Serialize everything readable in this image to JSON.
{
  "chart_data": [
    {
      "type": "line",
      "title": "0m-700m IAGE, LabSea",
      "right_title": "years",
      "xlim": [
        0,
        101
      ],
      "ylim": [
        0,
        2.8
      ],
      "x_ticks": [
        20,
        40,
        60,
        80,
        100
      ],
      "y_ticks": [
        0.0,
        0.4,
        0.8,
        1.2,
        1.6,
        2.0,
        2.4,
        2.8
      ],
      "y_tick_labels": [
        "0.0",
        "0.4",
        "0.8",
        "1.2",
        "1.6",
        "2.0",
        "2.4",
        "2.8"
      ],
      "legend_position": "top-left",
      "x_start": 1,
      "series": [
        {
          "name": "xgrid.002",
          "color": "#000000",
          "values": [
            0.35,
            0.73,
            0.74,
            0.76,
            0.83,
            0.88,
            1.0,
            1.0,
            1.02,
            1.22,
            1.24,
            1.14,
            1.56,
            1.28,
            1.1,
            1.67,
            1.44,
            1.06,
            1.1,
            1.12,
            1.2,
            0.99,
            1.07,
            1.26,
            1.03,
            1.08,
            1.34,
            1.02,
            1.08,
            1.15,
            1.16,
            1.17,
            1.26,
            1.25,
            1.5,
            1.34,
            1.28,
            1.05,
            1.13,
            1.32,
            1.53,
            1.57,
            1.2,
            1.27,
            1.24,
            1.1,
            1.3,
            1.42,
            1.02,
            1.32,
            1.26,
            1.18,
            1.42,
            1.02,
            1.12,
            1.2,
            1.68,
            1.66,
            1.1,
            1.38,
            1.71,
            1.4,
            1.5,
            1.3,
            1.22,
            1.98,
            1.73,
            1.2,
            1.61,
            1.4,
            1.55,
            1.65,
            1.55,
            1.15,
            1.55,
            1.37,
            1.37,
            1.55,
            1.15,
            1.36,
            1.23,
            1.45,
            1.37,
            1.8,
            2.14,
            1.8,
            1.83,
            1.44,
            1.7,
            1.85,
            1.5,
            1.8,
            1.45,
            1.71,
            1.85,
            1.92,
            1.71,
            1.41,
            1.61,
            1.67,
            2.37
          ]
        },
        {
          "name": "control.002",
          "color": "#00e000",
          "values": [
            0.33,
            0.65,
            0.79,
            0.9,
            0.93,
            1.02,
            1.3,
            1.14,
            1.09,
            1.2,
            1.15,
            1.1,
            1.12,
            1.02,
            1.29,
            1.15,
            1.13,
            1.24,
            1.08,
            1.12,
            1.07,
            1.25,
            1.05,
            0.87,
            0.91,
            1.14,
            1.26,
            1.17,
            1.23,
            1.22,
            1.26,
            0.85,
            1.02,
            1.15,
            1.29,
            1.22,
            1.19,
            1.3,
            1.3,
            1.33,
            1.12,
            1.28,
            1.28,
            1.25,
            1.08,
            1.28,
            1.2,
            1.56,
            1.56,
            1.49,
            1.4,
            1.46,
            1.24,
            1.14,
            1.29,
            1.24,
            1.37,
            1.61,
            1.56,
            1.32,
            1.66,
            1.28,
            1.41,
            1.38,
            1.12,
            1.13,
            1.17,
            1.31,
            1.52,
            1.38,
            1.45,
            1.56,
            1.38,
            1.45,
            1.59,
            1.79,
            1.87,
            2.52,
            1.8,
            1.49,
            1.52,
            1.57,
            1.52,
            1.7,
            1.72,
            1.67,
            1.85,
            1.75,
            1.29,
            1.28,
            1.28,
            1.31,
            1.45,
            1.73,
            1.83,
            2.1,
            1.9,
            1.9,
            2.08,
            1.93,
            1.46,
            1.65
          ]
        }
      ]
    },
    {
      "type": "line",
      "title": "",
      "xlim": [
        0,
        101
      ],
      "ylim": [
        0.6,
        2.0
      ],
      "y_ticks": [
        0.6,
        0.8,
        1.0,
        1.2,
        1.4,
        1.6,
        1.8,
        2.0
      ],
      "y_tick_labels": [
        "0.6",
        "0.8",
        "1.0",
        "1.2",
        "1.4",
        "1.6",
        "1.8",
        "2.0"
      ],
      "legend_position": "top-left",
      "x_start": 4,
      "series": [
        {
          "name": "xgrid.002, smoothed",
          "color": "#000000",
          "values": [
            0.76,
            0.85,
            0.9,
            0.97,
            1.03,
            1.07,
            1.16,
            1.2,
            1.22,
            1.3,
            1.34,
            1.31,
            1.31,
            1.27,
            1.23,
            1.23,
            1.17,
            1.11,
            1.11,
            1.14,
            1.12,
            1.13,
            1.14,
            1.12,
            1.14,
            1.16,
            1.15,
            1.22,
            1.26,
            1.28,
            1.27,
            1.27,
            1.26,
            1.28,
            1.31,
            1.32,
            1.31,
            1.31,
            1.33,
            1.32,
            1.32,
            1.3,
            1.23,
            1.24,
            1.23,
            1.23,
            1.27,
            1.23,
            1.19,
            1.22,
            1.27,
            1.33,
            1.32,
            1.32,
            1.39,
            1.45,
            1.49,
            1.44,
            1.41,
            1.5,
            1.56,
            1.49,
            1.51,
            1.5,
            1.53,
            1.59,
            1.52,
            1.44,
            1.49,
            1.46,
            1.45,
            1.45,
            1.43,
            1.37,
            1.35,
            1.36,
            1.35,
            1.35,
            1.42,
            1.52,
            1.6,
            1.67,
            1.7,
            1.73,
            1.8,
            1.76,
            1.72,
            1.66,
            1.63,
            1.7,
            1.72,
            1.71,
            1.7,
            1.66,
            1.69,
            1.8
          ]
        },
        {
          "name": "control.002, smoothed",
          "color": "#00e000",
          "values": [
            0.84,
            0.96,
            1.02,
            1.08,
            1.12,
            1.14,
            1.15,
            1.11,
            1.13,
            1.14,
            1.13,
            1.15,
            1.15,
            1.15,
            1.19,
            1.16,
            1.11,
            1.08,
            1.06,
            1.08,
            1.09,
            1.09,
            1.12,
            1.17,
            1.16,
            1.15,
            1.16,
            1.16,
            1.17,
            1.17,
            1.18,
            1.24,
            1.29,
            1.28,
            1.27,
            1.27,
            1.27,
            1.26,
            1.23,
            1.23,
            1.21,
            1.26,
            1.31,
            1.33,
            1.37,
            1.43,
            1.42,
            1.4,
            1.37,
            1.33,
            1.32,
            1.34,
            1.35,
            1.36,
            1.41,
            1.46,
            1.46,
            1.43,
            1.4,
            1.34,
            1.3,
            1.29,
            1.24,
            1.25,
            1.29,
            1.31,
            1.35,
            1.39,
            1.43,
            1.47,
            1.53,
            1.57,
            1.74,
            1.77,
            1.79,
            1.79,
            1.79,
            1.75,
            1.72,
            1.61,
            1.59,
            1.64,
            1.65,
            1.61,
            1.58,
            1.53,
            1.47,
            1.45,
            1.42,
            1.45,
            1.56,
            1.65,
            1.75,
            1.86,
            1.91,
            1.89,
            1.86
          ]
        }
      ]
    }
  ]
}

_____

WHAT THE TASK ASKS: Of the lines in this material, state how many hold the string "smoothed". Write no other words.

THE RESPONSE: 2